Data entries

+ + + + +

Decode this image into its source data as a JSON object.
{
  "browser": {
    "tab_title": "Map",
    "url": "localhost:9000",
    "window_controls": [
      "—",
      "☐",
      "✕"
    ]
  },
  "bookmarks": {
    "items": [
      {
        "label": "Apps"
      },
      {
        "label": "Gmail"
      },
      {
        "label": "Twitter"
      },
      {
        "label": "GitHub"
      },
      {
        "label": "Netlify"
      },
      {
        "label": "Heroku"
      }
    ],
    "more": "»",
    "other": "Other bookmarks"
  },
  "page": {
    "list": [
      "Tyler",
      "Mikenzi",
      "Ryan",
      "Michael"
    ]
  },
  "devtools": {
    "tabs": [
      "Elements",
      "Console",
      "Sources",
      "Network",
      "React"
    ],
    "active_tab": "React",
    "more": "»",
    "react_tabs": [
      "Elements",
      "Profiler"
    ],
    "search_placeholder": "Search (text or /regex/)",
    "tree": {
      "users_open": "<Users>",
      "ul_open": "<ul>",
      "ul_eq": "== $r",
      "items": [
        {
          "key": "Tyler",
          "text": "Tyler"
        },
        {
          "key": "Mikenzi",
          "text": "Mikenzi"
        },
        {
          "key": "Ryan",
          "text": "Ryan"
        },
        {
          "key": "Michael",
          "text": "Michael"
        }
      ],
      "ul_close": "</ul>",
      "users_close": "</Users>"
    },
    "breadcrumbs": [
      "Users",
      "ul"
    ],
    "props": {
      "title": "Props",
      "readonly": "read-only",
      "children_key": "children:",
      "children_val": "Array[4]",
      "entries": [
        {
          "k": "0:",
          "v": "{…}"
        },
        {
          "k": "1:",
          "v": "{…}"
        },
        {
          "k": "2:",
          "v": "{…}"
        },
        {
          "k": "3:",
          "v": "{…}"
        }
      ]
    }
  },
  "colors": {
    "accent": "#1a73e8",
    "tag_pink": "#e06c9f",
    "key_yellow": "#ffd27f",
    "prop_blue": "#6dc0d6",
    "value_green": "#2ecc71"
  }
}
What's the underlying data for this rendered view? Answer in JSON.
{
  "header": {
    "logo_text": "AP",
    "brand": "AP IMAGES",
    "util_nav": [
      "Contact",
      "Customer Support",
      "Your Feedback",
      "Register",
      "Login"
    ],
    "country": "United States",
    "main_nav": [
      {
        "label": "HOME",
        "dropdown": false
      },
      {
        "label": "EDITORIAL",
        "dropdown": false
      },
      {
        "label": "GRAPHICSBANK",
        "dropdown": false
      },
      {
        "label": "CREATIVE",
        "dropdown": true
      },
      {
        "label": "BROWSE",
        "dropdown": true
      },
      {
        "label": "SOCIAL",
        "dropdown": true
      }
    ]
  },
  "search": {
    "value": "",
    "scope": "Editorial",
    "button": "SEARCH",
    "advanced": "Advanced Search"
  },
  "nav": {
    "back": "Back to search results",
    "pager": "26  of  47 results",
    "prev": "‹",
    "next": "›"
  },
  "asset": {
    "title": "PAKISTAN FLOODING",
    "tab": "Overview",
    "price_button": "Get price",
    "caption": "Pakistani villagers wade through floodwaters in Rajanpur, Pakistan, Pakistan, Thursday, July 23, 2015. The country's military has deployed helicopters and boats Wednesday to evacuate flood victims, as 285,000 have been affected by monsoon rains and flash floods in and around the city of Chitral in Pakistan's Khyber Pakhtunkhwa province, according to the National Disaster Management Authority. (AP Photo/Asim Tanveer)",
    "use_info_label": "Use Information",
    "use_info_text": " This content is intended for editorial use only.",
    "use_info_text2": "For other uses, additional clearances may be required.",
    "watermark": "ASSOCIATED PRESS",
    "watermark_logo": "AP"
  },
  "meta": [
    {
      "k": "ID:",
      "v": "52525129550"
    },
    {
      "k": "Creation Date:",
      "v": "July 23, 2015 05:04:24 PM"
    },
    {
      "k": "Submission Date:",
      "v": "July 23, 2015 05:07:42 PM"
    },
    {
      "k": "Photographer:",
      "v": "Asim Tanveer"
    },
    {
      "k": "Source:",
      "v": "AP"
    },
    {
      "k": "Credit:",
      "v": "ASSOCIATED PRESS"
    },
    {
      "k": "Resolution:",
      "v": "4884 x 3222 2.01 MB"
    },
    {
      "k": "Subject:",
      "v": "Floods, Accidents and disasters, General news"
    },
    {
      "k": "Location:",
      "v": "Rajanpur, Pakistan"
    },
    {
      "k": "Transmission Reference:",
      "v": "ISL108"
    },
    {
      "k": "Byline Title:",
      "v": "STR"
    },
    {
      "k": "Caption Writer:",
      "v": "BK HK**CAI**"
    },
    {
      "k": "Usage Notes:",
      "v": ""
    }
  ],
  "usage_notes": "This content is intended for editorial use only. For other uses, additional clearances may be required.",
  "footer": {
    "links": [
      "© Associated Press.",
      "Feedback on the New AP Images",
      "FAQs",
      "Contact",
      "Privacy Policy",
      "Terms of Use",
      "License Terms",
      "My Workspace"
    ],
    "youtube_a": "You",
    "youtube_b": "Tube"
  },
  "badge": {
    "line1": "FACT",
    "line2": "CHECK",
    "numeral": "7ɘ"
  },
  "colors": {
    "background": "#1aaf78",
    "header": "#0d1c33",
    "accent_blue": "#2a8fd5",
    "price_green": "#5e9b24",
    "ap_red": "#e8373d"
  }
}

+ + + + +

Aim of the exercise:
Restate the data above exactly, keeping each word as it stands.

Complete response:
Decode this image into its source data as a JSON object.
{
  "browser": {
    "tab_title": "Map",
    "url": "localhost:9000",
    "window_controls": [
      "—",
      "☐",
      "✕"
    ]
  },
  "bookmarks": {
    "items": [
      {
        "label": "Apps"
      },
      {
        "label": "Gmail"
      },
      {
        "label": "Twitter"
      },
      {
        "label": "GitHub"
      },
      {
        "label": "Netlify"
      },
      {
        "label": "Heroku"
      }
    ],
    "more": "»",
    "other": "Other bookmarks"
  },
  "page": {
    "list": [
      "Tyler",
      "Mikenzi",
      "Ryan",
      "Michael"
    ]
  },
  "devtools": {
    "tabs": [
      "Elements",
      "Console",
      "Sources",
      "Network",
      "React"
    ],
    "active_tab": "React",
    "more": "»",
    "react_tabs": [
      "Elements",
      "Profiler"
    ],
    "search_placeholder": "Search (text or /regex/)",
    "tree": {
      "users_open": "<Users>",
      "ul_open": "<ul>",
      "ul_eq": "== $r",
      "items": [
        {
          "key": "Tyler",
          "text": "Tyler"
        },
        {
          "key": "Mikenzi",
          "text": "Mikenzi"
        },
        {
          "key": "Ryan",
          "text": "Ryan"
        },
        {
          "key": "Michael",
          "text": "Michael"
        }
      ],
      "ul_close": "</ul>",
      "users_close": "</Users>"
    },
    "breadcrumbs": [
      "Users",
      "ul"
    ],
    "props": {
      "title": "Props",
      "readonly": "read-only",
      "children_key": "children:",
      "children_val": "Array[4]",
      "entries": [
        {
          "k": "0:",
          "v": "{…}"
        },
        {
          "k": "1:",
          "v": "{…}"
        },
        {
          "k": "2:",
          "v": "{…}"
        },
        {
          "k": "3:",
          "v": "{…}"
        }
      ]
    }
  },
  "colors": {
    "accent": "#1a73e8",
    "tag_pink": "#e06c9f",
    "key_yellow": "#ffd27f",
    "prop_blue": "#6dc0d6",
    "value_green": "#2ecc71"
  }
}
What's the underlying data for this rendered view? Answer in JSON.
{
  "header": {
    "logo_text": "AP",
    "brand": "AP IMAGES",
    "util_nav": [
      "Contact",
      "Customer Support",
      "Your Feedback",
      "Register",
      "Login"
    ],
    "country": "United States",
    "main_nav": [
      {
        "label": "HOME",
        "dropdown": false
      },
      {
        "label": "EDITORIAL",
        "dropdown": false
      },
      {
        "label": "GRAPHICSBANK",
        "dropdown": false
      },
      {
        "label": "CREATIVE",
        "dropdown": true
      },
      {
        "label": "BROWSE",
        "dropdown": true
      },
      {
        "label": "SOCIAL",
        "dropdown": true
      }
    ]
  },
  "search": {
    "value": "",
    "scope": "Editorial",
    "button": "SEARCH",
    "advanced": "Advanced Search"
  },
  "nav": {
    "back": "Back to search results",
    "pager": "26  of  47 results",
    "prev": "‹",
    "next": "›"
  },
  "asset": {
    "title": "PAKISTAN FLOODING",
    "tab": "Overview",
    "price_button": "Get price",
    "caption": "Pakistani villagers wade through floodwaters in Rajanpur, Pakistan, Pakistan, Thursday, July 23, 2015. The country's military has deployed helicopters and boats Wednesday to evacuate flood victims, as 285,000 have been affected by monsoon rains and flash floods in and around the city of Chitral in Pakistan's Khyber Pakhtunkhwa province, according to the National Disaster Management Authority. (AP Photo/Asim Tanveer)",
    "use_info_label": "Use Information",
    "use_info_text": " This content is intended for editorial use only.",
    "use_info_text2": "For other uses, additional clearances may be required.",
    "watermark": "ASSOCIATED PRESS",
    "watermark_logo": "AP"
  },
  "meta": [
    {
      "k": "ID:",
      "v": "52525129550"
    },
    {
      "k": "Creation Date:",
      "v": "July 23, 2015 05:04:24 PM"
    },
    {
      "k": "Submission Date:",
      "v": "July 23, 2015 05:07:42 PM"
    },
    {
      "k": "Photographer:",
      "v": "Asim Tanveer"
    },
    {
      "k": "Source:",
      "v": "AP"
    },
    {
      "k": "Credit:",
      "v": "ASSOCIATED PRESS"
    },
    {
      "k": "Resolution:",
      "v": "4884 x 3222 2.01 MB"
    },
    {
      "k": "Subject:",
      "v": "Floods, Accidents and disasters, General news"
    },
    {
      "k": "Location:",
      "v": "Rajanpur, Pakistan"
    },
    {
      "k": "Transmission Reference:",
      "v": "ISL108"
    },
    {
      "k": "Byline Title:",
      "v": "STR"
    },
    {
      "k": "Caption Writer:",
      "v": "BK HK**CAI**"
    },
    {
      "k": "Usage Notes:",
      "v": ""
    }
  ],
  "usage_notes": "This content is intended for editorial use only. For other uses, additional clearances may be required.",
  "footer": {
    "links": [
      "© Associated Press.",
      "Feedback on the New AP Images",
      "FAQs",
      "Contact",
      "Privacy Policy",
      "Terms of Use",
      "License Terms",
      "My Workspace"
    ],
    "youtube_a": "You",
    "youtube_b": "Tube"
  },
  "badge": {
    "line1": "FACT",
    "line2": "CHECK",
    "numeral": "7ɘ"
  },
  "colors": {
    "background": "#1aaf78",
    "header": "#0d1c33",
    "accent_blue": "#2a8fd5",
    "price_green": "#5e9b24",
    "ap_red": "#e8373d"
  }
}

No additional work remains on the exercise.